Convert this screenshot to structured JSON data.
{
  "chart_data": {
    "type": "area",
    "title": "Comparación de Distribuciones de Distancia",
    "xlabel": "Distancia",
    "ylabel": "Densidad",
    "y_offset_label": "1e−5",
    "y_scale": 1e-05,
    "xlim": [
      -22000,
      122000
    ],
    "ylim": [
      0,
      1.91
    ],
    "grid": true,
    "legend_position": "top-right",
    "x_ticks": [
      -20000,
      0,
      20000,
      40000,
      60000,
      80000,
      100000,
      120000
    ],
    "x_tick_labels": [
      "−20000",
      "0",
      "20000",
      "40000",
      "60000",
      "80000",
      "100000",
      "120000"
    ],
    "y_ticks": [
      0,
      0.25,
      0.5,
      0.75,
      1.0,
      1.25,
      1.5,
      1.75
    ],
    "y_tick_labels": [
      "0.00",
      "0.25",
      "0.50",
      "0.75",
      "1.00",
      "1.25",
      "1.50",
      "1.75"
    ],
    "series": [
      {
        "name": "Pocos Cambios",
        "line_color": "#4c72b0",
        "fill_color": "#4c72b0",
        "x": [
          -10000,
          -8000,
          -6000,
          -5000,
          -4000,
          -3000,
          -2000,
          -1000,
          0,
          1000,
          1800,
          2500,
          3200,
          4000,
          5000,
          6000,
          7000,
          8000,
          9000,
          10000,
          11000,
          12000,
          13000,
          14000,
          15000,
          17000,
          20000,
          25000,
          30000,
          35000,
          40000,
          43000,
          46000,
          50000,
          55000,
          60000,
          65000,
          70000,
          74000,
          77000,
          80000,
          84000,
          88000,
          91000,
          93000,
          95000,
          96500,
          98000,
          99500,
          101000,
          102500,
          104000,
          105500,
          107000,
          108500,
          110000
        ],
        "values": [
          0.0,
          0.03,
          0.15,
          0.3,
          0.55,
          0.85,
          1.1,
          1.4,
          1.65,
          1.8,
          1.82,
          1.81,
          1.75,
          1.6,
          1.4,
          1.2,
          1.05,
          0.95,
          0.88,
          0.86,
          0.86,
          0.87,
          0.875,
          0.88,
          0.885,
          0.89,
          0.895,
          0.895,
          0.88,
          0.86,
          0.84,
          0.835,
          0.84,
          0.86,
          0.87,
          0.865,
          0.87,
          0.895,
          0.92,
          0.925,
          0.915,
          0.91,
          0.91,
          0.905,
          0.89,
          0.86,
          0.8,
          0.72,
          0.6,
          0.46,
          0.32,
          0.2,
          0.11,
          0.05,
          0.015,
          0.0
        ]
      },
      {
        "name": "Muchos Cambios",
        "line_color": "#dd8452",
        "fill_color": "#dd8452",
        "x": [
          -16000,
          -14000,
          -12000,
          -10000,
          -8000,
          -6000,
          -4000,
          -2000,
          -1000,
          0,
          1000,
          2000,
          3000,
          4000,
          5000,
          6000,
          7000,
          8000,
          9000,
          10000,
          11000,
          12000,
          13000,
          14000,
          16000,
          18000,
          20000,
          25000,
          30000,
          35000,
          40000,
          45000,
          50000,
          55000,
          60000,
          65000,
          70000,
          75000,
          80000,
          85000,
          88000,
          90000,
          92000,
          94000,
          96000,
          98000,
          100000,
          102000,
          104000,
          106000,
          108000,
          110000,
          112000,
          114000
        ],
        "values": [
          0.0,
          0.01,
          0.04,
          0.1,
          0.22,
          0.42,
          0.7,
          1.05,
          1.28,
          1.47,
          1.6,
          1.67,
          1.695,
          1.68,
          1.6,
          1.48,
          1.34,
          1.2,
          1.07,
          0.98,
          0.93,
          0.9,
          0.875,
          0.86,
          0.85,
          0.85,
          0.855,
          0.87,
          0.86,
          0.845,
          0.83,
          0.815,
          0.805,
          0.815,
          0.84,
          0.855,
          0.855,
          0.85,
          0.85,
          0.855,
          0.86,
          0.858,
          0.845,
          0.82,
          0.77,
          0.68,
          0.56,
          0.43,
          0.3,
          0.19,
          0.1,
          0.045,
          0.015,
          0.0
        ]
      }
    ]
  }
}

==

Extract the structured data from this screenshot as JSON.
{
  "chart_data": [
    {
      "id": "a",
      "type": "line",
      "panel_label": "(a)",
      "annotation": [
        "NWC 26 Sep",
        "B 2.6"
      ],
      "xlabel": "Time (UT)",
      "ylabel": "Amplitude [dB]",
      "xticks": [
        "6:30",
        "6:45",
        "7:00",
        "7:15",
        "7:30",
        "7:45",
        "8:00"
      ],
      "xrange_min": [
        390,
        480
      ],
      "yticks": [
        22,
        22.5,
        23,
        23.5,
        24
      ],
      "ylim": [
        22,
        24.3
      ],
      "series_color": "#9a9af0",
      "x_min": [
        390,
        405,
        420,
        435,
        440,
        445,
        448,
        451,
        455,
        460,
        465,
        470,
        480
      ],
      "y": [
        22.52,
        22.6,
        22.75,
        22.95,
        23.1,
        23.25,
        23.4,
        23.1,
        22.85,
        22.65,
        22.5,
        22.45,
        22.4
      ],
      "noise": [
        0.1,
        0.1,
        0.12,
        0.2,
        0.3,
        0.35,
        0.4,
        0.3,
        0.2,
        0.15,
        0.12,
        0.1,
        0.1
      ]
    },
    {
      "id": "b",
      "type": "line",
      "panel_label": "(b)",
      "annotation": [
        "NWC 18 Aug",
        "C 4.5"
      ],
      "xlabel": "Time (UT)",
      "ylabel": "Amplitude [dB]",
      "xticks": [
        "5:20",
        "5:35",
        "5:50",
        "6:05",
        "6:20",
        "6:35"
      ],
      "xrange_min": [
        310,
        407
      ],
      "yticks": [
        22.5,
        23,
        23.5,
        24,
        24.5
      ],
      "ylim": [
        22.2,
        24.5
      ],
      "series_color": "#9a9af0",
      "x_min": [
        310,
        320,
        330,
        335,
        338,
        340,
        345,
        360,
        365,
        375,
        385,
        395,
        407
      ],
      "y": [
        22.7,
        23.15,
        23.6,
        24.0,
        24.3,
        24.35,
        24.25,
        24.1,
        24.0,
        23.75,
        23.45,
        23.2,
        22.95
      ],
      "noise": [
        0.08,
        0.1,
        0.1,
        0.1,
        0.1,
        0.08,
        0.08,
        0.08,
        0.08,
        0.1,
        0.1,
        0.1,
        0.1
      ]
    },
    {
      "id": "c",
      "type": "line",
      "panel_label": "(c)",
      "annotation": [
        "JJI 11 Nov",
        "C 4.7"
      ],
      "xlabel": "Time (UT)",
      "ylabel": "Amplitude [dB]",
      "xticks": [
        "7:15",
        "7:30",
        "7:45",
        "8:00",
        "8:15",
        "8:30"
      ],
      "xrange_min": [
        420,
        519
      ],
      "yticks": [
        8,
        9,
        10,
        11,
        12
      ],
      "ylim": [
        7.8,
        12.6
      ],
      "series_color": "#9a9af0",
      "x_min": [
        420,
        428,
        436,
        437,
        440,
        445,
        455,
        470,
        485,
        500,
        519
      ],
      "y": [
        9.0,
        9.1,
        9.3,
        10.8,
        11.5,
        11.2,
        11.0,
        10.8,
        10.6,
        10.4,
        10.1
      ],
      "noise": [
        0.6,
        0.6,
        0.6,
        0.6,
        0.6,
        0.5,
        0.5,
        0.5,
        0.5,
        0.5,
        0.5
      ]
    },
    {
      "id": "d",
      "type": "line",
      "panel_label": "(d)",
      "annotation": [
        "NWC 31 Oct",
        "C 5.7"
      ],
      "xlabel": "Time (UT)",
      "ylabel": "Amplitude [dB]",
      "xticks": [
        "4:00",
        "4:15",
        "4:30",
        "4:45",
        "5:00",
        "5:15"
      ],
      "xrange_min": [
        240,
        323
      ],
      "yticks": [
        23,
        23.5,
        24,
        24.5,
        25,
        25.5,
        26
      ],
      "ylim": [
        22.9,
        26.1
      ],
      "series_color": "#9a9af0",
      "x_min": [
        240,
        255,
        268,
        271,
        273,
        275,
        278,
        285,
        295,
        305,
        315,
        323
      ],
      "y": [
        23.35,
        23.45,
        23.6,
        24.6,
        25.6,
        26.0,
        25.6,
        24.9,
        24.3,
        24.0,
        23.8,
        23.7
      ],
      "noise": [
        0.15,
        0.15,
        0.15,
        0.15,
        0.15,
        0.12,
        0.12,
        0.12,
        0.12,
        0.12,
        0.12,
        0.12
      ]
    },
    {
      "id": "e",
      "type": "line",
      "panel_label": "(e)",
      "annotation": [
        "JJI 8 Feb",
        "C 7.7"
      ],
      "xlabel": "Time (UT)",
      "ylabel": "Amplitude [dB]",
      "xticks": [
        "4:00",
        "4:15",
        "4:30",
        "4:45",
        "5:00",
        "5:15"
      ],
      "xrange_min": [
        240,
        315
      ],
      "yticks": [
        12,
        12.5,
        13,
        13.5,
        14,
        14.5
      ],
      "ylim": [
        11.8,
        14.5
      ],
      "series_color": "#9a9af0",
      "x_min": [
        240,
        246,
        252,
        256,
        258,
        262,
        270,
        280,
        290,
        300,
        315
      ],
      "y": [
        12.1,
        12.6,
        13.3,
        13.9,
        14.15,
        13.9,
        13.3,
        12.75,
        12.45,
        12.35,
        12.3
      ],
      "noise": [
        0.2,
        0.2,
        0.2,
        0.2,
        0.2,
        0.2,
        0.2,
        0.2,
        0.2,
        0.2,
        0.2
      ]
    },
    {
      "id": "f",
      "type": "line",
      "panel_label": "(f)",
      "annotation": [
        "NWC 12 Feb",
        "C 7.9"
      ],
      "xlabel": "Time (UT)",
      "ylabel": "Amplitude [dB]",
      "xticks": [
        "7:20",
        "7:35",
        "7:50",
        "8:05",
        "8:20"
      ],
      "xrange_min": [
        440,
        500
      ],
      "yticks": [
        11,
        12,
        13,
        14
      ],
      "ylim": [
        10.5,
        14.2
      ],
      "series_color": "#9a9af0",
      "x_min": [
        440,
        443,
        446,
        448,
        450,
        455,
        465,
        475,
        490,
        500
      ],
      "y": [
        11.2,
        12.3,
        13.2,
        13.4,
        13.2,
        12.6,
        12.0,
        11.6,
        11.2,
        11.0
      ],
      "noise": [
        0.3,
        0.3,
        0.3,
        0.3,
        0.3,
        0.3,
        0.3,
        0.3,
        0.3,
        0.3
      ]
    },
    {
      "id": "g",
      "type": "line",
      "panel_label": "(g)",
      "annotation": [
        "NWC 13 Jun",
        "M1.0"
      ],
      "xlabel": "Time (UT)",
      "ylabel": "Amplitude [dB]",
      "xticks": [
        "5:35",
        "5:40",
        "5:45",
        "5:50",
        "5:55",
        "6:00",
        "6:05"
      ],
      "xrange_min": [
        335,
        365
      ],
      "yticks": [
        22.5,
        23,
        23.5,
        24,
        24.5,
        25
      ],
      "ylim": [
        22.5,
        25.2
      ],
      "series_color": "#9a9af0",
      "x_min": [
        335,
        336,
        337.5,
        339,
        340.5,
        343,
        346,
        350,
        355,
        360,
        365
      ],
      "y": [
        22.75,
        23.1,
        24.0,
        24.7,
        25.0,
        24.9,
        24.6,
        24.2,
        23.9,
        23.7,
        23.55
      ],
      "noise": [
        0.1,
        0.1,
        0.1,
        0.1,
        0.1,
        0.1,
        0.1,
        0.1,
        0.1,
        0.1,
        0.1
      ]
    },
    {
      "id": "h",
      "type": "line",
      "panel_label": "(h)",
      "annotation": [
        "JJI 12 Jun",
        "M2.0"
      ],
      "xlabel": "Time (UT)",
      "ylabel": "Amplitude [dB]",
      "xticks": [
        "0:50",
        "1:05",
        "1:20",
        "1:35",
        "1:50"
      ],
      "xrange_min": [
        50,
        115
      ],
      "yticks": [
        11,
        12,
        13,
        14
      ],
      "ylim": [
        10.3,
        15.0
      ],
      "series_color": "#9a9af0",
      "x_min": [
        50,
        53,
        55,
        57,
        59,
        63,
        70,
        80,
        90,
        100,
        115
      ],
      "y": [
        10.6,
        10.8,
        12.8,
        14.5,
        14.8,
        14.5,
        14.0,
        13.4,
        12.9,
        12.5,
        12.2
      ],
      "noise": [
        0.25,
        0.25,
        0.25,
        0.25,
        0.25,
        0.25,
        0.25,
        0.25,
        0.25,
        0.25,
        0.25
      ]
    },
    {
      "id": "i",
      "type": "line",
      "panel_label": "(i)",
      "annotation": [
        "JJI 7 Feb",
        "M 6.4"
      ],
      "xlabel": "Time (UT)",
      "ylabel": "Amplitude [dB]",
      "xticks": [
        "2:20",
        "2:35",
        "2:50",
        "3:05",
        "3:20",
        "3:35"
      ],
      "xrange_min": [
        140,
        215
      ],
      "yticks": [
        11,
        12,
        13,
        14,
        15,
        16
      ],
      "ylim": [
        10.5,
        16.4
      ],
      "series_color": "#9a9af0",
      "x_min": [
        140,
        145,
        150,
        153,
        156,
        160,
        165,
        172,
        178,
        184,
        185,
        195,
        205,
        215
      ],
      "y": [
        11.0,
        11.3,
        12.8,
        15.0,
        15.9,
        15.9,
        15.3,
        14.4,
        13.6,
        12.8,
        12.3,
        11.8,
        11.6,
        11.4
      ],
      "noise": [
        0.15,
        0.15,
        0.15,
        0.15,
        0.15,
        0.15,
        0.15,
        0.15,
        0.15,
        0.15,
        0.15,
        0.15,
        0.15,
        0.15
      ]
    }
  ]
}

...

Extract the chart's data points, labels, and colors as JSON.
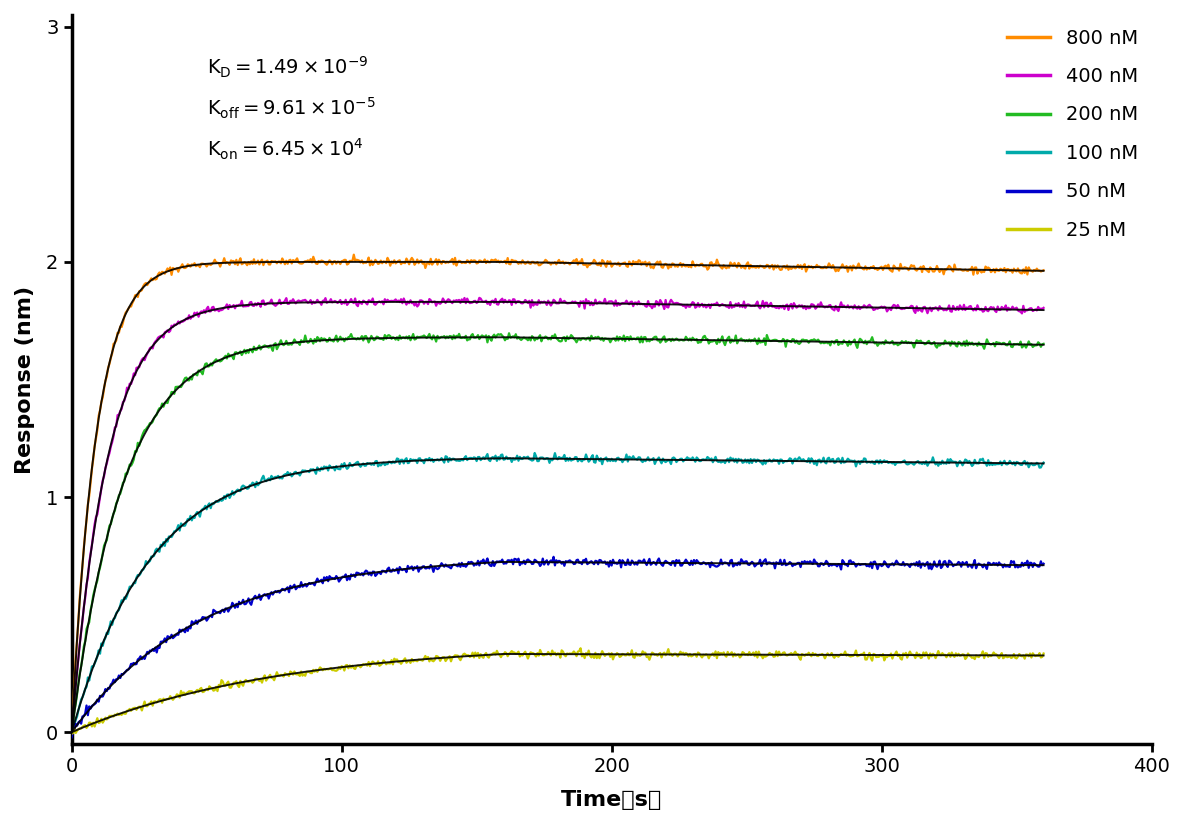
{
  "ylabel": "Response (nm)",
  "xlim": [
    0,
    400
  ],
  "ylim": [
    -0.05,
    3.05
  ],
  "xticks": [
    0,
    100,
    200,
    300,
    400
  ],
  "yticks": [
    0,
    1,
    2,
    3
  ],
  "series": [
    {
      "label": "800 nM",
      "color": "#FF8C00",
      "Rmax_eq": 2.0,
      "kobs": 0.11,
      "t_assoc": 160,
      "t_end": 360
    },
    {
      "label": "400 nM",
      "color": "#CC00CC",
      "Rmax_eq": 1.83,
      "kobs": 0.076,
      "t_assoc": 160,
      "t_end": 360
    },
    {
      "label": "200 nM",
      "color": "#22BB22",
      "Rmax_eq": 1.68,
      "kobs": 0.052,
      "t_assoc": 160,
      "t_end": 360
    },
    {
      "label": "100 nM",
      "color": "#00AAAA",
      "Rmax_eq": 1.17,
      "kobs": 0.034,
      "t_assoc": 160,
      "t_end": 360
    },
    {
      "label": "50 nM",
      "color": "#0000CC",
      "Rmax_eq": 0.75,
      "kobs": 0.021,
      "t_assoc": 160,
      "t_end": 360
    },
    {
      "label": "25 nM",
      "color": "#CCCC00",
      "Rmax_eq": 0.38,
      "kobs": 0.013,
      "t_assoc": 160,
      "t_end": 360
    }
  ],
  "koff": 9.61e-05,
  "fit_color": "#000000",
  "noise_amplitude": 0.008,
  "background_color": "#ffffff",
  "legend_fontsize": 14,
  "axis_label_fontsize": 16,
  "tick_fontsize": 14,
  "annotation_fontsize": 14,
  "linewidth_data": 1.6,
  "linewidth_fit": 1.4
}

Task to carry out :: Identify which lines contain the word "structured" and copy each one.

Result for this task ::
Convert this screenshot to structured JSON data.
Extract the structured data from this screenshot as JSON.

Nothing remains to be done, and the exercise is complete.